• EXERCISE PROMPT: Copy everything from the start of the material down to the line that contains "In FIG. 1, the shaft 4 is at (230, 282).", keeping each line exactly the same.

• INFORMATION SUPPLIED:
○ ○ ○ ○
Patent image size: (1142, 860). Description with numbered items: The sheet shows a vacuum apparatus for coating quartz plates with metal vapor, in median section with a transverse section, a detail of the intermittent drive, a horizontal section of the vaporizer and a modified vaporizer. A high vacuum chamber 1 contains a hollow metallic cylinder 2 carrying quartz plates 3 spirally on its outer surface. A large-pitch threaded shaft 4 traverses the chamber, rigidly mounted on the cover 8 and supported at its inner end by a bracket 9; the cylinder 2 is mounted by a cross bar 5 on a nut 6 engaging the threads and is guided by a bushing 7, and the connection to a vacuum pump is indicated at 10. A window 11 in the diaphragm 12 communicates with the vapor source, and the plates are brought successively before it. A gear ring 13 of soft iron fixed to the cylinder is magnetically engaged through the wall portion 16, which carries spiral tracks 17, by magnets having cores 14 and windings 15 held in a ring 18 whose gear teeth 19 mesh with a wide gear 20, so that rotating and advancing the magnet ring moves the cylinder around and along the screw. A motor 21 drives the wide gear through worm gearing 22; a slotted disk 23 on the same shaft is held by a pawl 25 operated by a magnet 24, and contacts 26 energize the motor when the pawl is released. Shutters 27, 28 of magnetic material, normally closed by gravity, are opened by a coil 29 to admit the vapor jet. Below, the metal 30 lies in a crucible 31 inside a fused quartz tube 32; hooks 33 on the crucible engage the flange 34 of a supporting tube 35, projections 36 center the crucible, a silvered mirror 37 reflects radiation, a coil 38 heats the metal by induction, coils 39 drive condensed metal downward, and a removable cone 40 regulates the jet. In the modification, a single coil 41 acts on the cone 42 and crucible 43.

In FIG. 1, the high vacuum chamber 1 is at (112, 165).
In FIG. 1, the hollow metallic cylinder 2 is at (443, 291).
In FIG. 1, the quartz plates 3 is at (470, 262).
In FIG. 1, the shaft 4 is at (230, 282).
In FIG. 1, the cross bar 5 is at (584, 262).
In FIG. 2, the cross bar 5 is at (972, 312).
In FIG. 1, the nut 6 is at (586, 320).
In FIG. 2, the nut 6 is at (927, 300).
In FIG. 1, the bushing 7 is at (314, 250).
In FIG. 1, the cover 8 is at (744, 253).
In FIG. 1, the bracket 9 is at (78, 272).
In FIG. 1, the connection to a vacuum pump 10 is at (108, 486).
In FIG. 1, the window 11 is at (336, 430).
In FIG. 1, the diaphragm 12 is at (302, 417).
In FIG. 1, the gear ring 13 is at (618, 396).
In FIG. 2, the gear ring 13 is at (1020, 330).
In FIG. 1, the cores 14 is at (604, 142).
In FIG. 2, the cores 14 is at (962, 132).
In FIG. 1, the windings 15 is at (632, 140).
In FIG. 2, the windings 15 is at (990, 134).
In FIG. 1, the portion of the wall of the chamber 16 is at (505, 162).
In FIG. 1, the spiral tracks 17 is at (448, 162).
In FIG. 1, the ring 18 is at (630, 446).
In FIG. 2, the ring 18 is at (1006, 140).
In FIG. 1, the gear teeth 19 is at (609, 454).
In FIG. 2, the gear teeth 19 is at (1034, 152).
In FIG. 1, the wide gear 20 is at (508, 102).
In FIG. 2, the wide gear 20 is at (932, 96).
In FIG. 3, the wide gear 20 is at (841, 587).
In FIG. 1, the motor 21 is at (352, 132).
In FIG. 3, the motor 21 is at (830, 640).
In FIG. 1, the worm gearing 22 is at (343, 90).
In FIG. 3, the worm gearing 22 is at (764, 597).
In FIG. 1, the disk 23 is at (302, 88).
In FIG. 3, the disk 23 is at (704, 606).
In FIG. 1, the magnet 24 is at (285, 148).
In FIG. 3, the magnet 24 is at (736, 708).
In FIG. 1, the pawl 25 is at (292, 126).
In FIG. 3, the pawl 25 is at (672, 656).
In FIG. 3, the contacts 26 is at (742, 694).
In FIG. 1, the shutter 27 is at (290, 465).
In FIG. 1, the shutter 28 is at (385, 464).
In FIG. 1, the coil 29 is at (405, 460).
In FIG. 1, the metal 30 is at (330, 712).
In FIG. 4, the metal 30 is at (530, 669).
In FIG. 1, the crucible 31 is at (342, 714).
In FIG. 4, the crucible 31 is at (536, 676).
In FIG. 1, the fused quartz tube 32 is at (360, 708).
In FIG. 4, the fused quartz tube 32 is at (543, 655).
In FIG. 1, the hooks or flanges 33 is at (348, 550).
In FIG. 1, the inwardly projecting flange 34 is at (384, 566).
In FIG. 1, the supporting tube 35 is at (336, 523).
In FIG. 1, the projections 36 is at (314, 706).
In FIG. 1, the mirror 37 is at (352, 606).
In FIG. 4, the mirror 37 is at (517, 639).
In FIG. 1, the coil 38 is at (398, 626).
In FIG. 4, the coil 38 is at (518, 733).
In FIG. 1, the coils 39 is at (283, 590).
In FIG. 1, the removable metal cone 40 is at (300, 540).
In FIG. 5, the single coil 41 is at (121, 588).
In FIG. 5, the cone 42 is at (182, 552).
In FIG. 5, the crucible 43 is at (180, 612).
○ ○ ○ ○
• FINISHED ANSWER:
Patent image size: (1142, 860). Description with numbered items: The sheet shows a vacuum apparatus for coating quartz plates with metal vapor, in median section with a transverse section, a detail of the intermittent drive, a horizontal section of the vaporizer and a modified vaporizer. A high vacuum chamber 1 contains a hollow metallic cylinder 2 carrying quartz plates 3 spirally on its outer surface. A large-pitch threaded shaft 4 traverses the chamber, rigidly mounted on the cover 8 and supported at its inner end by a bracket 9; the cylinder 2 is mounted by a cross bar 5 on a nut 6 engaging the threads and is guided by a bushing 7, and the connection to a vacuum pump is indicated at 10. A window 11 in the diaphragm 12 communicates with the vapor source, and the plates are brought successively before it. A gear ring 13 of soft iron fixed to the cylinder is magnetically engaged through the wall portion 16, which carries spiral tracks 17, by magnets having cores 14 and windings 15 held in a ring 18 whose gear teeth 19 mesh with a wide gear 20, so that rotating and advancing the magnet ring moves the cylinder around and along the screw. A motor 21 drives the wide gear through worm gearing 22; a slotted disk 23 on the same shaft is held by a pawl 25 operated by a magnet 24, and contacts 26 energize the motor when the pawl is released. Shutters 27, 28 of magnetic material, normally closed by gravity, are opened by a coil 29 to admit the vapor jet. Below, the metal 30 lies in a crucible 31 inside a fused quartz tube 32; hooks 33 on the crucible engage the flange 34 of a supporting tube 35, projections 36 center the crucible, a silvered mirror 37 reflects radiation, a coil 38 heats the metal by induction, coils 39 drive condensed metal downward, and a removable cone 40 regulates the jet. In the modification, a single coil 41 acts on the cone 42 and crucible 43.

In FIG. 1, the high vacuum chamber 1 is at (112, 165).
In FIG. 1, the hollow metallic cylinder 2 is at (443, 291).
In FIG. 1, the quartz plates 3 is at (470, 262).
In FIG. 1, the shaft 4 is at (230, 282).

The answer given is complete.